▸ **Dataset entries**:
------------------------------------------------------------------------

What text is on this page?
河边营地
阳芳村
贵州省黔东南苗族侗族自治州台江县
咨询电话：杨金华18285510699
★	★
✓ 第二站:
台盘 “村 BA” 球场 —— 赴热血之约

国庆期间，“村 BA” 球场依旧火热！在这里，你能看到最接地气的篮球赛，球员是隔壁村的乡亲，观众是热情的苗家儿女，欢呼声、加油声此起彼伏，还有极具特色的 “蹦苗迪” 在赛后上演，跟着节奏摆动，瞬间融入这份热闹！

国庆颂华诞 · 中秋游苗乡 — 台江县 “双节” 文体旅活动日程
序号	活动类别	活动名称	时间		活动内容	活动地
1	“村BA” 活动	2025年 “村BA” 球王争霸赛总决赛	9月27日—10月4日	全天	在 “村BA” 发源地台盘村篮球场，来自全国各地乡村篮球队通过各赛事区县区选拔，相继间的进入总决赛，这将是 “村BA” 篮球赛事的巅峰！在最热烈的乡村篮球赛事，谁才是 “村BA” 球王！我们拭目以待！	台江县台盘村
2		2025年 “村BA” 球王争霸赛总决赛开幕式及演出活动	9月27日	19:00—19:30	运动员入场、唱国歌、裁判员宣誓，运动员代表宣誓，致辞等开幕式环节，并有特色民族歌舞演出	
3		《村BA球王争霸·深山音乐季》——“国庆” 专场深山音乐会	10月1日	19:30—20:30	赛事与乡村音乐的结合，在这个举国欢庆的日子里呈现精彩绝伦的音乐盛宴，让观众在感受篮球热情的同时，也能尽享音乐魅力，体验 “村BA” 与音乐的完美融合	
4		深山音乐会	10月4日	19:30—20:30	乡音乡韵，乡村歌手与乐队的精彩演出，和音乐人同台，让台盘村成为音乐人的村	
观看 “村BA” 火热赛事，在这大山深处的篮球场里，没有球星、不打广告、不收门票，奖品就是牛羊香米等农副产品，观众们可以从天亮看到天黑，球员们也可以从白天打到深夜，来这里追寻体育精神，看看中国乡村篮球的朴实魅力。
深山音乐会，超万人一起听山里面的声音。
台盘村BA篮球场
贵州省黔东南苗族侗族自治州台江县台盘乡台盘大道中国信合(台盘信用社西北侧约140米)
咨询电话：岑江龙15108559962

------------------------------------------------------------------------

▸ **Exercise details**:
Without changing a word, restate the whole listing.

▸ **Worked solution**:
What text is on this page?
河边营地
阳芳村
贵州省黔东南苗族侗族自治州台江县
咨询电话：杨金华18285510699
★	★
✓ 第二站:
台盘 “村 BA” 球场 —— 赴热血之约

国庆期间，“村 BA” 球场依旧火热！在这里，你能看到最接地气的篮球赛，球员是隔壁村的乡亲，观众是热情的苗家儿女，欢呼声、加油声此起彼伏，还有极具特色的 “蹦苗迪” 在赛后上演，跟着节奏摆动，瞬间融入这份热闹！

国庆颂华诞 · 中秋游苗乡 — 台江县 “双节” 文体旅活动日程
序号	活动类别	活动名称	时间		活动内容	活动地
1	“村BA” 活动	2025年 “村BA” 球王争霸赛总决赛	9月27日—10月4日	全天	在 “村BA” 发源地台盘村篮球场，来自全国各地乡村篮球队通过各赛事区县区选拔，相继间的进入总决赛，这将是 “村BA” 篮球赛事的巅峰！在最热烈的乡村篮球赛事，谁才是 “村BA” 球王！我们拭目以待！	台江县台盘村
2		2025年 “村BA” 球王争霸赛总决赛开幕式及演出活动	9月27日	19:00—19:30	运动员入场、唱国歌、裁判员宣誓，运动员代表宣誓，致辞等开幕式环节，并有特色民族歌舞演出	
3		《村BA球王争霸·深山音乐季》——“国庆” 专场深山音乐会	10月1日	19:30—20:30	赛事与乡村音乐的结合，在这个举国欢庆的日子里呈现精彩绝伦的音乐盛宴，让观众在感受篮球热情的同时，也能尽享音乐魅力，体验 “村BA” 与音乐的完美融合	
4		深山音乐会	10月4日	19:30—20:30	乡音乡韵，乡村歌手与乐队的精彩演出，和音乐人同台，让台盘村成为音乐人的村	
观看 “村BA” 火热赛事，在这大山深处的篮球场里，没有球星、不打广告、不收门票，奖品就是牛羊香米等农副产品，观众们可以从天亮看到天黑，球员们也可以从白天打到深夜，来这里追寻体育精神，看看中国乡村篮球的朴实魅力。
深山音乐会，超万人一起听山里面的声音。
台盘村BA篮球场
贵州省黔东南苗族侗族自治州台江县台盘乡台盘大道中国信合(台盘信用社西北侧约140米)
咨询电话：岑江龙15108559962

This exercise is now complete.